- Records to use
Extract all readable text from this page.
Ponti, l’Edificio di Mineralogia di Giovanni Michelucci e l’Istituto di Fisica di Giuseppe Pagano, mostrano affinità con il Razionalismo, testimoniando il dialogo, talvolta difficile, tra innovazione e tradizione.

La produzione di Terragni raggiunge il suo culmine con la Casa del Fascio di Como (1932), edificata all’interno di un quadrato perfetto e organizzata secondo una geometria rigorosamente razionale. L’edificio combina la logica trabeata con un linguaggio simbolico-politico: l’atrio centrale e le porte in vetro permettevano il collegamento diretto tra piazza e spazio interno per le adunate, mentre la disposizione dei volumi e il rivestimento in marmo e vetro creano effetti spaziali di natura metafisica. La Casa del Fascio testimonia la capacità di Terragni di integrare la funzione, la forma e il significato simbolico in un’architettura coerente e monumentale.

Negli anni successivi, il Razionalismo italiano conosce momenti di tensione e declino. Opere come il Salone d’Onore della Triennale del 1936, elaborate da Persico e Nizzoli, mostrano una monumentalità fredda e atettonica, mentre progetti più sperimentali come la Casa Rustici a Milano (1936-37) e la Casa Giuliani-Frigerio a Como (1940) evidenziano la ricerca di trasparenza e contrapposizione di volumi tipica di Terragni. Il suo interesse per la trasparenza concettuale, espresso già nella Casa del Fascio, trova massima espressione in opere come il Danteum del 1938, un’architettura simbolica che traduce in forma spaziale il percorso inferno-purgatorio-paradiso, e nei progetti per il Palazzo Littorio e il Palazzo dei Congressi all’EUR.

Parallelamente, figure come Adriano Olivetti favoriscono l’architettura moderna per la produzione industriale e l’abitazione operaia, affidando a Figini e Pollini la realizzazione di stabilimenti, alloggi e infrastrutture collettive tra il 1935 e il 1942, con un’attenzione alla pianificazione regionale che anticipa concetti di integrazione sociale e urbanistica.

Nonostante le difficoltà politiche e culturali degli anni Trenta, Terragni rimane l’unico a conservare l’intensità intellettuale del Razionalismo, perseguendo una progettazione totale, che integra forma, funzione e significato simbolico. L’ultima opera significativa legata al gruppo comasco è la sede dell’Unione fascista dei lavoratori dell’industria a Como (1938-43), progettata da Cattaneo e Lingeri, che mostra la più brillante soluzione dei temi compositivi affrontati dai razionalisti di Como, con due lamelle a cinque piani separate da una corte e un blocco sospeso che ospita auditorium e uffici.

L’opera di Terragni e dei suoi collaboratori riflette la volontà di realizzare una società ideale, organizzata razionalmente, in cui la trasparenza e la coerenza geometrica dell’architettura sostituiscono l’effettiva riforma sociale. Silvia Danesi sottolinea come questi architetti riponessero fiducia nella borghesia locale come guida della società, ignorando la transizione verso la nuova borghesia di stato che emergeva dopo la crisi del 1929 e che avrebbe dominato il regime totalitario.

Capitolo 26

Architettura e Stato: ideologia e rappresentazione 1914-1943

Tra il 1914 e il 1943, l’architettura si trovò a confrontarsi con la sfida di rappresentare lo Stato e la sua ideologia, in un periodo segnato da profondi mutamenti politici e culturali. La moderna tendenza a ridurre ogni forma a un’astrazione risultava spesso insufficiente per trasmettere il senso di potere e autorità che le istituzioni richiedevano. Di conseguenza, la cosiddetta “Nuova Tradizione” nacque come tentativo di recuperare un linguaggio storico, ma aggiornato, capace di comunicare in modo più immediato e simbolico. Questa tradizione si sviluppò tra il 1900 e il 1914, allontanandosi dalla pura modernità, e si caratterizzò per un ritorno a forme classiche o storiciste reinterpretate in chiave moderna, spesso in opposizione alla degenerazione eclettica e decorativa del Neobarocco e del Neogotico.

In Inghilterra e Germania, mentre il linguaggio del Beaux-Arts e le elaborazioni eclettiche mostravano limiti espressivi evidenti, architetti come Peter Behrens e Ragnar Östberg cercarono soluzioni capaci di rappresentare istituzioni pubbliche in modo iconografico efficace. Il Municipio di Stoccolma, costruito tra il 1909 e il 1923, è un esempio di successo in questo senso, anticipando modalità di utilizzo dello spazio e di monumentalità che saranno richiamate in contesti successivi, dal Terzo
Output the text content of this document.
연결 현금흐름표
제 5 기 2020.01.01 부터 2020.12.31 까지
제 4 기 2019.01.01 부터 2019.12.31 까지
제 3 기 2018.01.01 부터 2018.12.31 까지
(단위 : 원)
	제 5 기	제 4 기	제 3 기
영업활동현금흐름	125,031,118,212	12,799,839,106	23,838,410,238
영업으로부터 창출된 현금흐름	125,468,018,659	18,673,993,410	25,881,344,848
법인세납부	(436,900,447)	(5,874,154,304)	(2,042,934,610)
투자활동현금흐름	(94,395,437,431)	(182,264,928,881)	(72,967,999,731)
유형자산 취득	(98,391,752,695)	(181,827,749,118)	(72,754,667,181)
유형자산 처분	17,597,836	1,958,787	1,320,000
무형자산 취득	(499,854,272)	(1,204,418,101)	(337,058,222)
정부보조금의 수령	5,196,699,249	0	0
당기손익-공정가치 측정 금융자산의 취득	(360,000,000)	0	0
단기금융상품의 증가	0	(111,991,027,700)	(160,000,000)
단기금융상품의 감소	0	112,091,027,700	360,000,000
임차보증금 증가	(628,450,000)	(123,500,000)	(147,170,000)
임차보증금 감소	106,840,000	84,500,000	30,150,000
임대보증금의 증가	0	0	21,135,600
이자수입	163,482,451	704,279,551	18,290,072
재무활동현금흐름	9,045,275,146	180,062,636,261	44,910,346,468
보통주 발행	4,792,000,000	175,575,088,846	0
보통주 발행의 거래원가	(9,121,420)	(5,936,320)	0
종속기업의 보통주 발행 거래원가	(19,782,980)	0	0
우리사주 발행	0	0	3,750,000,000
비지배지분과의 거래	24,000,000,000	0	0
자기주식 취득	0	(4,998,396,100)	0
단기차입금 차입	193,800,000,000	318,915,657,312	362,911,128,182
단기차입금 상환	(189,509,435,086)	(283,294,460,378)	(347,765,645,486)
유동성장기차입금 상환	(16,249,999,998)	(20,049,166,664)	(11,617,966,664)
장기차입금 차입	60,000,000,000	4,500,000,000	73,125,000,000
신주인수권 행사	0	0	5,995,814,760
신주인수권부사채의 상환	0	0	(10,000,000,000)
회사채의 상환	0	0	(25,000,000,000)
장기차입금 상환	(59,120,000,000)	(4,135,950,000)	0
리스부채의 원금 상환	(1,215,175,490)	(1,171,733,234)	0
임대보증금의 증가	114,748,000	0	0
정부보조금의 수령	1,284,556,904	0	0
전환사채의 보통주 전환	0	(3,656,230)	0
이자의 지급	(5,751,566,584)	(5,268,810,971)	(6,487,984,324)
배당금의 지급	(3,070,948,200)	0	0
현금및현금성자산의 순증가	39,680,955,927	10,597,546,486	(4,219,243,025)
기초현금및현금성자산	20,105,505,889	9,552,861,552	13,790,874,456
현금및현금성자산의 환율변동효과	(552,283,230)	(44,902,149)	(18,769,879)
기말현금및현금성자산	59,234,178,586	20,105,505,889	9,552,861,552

- Written exercise
Reproduce the full listing exactly.

- Answer in full
Extract all readable text from this page.
Ponti, l’Edificio di Mineralogia di Giovanni Michelucci e l’Istituto di Fisica di Giuseppe Pagano, mostrano affinità con il Razionalismo, testimoniando il dialogo, talvolta difficile, tra innovazione e tradizione.

La produzione di Terragni raggiunge il suo culmine con la Casa del Fascio di Como (1932), edificata all’interno di un quadrato perfetto e organizzata secondo una geometria rigorosamente razionale. L’edificio combina la logica trabeata con un linguaggio simbolico-politico: l’atrio centrale e le porte in vetro permettevano il collegamento diretto tra piazza e spazio interno per le adunate, mentre la disposizione dei volumi e il rivestimento in marmo e vetro creano effetti spaziali di natura metafisica. La Casa del Fascio testimonia la capacità di Terragni di integrare la funzione, la forma e il significato simbolico in un’architettura coerente e monumentale.

Negli anni successivi, il Razionalismo italiano conosce momenti di tensione e declino. Opere come il Salone d’Onore della Triennale del 1936, elaborate da Persico e Nizzoli, mostrano una monumentalità fredda e atettonica, mentre progetti più sperimentali come la Casa Rustici a Milano (1936-37) e la Casa Giuliani-Frigerio a Como (1940) evidenziano la ricerca di trasparenza e contrapposizione di volumi tipica di Terragni. Il suo interesse per la trasparenza concettuale, espresso già nella Casa del Fascio, trova massima espressione in opere come il Danteum del 1938, un’architettura simbolica che traduce in forma spaziale il percorso inferno-purgatorio-paradiso, e nei progetti per il Palazzo Littorio e il Palazzo dei Congressi all’EUR.

Parallelamente, figure come Adriano Olivetti favoriscono l’architettura moderna per la produzione industriale e l’abitazione operaia, affidando a Figini e Pollini la realizzazione di stabilimenti, alloggi e infrastrutture collettive tra il 1935 e il 1942, con un’attenzione alla pianificazione regionale che anticipa concetti di integrazione sociale e urbanistica.

Nonostante le difficoltà politiche e culturali degli anni Trenta, Terragni rimane l’unico a conservare l’intensità intellettuale del Razionalismo, perseguendo una progettazione totale, che integra forma, funzione e significato simbolico. L’ultima opera significativa legata al gruppo comasco è la sede dell’Unione fascista dei lavoratori dell’industria a Como (1938-43), progettata da Cattaneo e Lingeri, che mostra la più brillante soluzione dei temi compositivi affrontati dai razionalisti di Como, con due lamelle a cinque piani separate da una corte e un blocco sospeso che ospita auditorium e uffici.

L’opera di Terragni e dei suoi collaboratori riflette la volontà di realizzare una società ideale, organizzata razionalmente, in cui la trasparenza e la coerenza geometrica dell’architettura sostituiscono l’effettiva riforma sociale. Silvia Danesi sottolinea come questi architetti riponessero fiducia nella borghesia locale come guida della società, ignorando la transizione verso la nuova borghesia di stato che emergeva dopo la crisi del 1929 e che avrebbe dominato il regime totalitario.

Capitolo 26

Architettura e Stato: ideologia e rappresentazione 1914-1943

Tra il 1914 e il 1943, l’architettura si trovò a confrontarsi con la sfida di rappresentare lo Stato e la sua ideologia, in un periodo segnato da profondi mutamenti politici e culturali. La moderna tendenza a ridurre ogni forma a un’astrazione risultava spesso insufficiente per trasmettere il senso di potere e autorità che le istituzioni richiedevano. Di conseguenza, la cosiddetta “Nuova Tradizione” nacque come tentativo di recuperare un linguaggio storico, ma aggiornato, capace di comunicare in modo più immediato e simbolico. Questa tradizione si sviluppò tra il 1900 e il 1914, allontanandosi dalla pura modernità, e si caratterizzò per un ritorno a forme classiche o storiciste reinterpretate in chiave moderna, spesso in opposizione alla degenerazione eclettica e decorativa del Neobarocco e del Neogotico.

In Inghilterra e Germania, mentre il linguaggio del Beaux-Arts e le elaborazioni eclettiche mostravano limiti espressivi evidenti, architetti come Peter Behrens e Ragnar Östberg cercarono soluzioni capaci di rappresentare istituzioni pubbliche in modo iconografico efficace. Il Municipio di Stoccolma, costruito tra il 1909 e il 1923, è un esempio di successo in questo senso, anticipando modalità di utilizzo dello spazio e di monumentalità che saranno richiamate in contesti successivi, dal Terzo
Output the text content of this document.
연결 현금흐름표
제 5 기 2020.01.01 부터 2020.12.31 까지
제 4 기 2019.01.01 부터 2019.12.31 까지
제 3 기 2018.01.01 부터 2018.12.31 까지
(단위 : 원)
	제 5 기	제 4 기	제 3 기
영업활동현금흐름	125,031,118,212	12,799,839,106	23,838,410,238
영업으로부터 창출된 현금흐름	125,468,018,659	18,673,993,410	25,881,344,848
법인세납부	(436,900,447)	(5,874,154,304)	(2,042,934,610)
투자활동현금흐름	(94,395,437,431)	(182,264,928,881)	(72,967,999,731)
유형자산 취득	(98,391,752,695)	(181,827,749,118)	(72,754,667,181)
유형자산 처분	17,597,836	1,958,787	1,320,000
무형자산 취득	(499,854,272)	(1,204,418,101)	(337,058,222)
정부보조금의 수령	5,196,699,249	0	0
당기손익-공정가치 측정 금융자산의 취득	(360,000,000)	0	0
단기금융상품의 증가	0	(111,991,027,700)	(160,000,000)
단기금융상품의 감소	0	112,091,027,700	360,000,000
임차보증금 증가	(628,450,000)	(123,500,000)	(147,170,000)
임차보증금 감소	106,840,000	84,500,000	30,150,000
임대보증금의 증가	0	0	21,135,600
이자수입	163,482,451	704,279,551	18,290,072
재무활동현금흐름	9,045,275,146	180,062,636,261	44,910,346,468
보통주 발행	4,792,000,000	175,575,088,846	0
보통주 발행의 거래원가	(9,121,420)	(5,936,320)	0
종속기업의 보통주 발행 거래원가	(19,782,980)	0	0
우리사주 발행	0	0	3,750,000,000
비지배지분과의 거래	24,000,000,000	0	0
자기주식 취득	0	(4,998,396,100)	0
단기차입금 차입	193,800,000,000	318,915,657,312	362,911,128,182
단기차입금 상환	(189,509,435,086)	(283,294,460,378)	(347,765,645,486)
유동성장기차입금 상환	(16,249,999,998)	(20,049,166,664)	(11,617,966,664)
장기차입금 차입	60,000,000,000	4,500,000,000	73,125,000,000
신주인수권 행사	0	0	5,995,814,760
신주인수권부사채의 상환	0	0	(10,000,000,000)
회사채의 상환	0	0	(25,000,000,000)
장기차입금 상환	(59,120,000,000)	(4,135,950,000)	0
리스부채의 원금 상환	(1,215,175,490)	(1,171,733,234)	0
임대보증금의 증가	114,748,000	0	0
정부보조금의 수령	1,284,556,904	0	0
전환사채의 보통주 전환	0	(3,656,230)	0
이자의 지급	(5,751,566,584)	(5,268,810,971)	(6,487,984,324)
배당금의 지급	(3,070,948,200)	0	0
현금및현금성자산의 순증가	39,680,955,927	10,597,546,486	(4,219,243,025)
기초현금및현금성자산	20,105,505,889	9,552,861,552	13,790,874,456
현금및현금성자산의 환율변동효과	(552,283,230)	(44,902,149)	(18,769,879)
기말현금및현금성자산	59,234,178,586	20,105,505,889	9,552,861,552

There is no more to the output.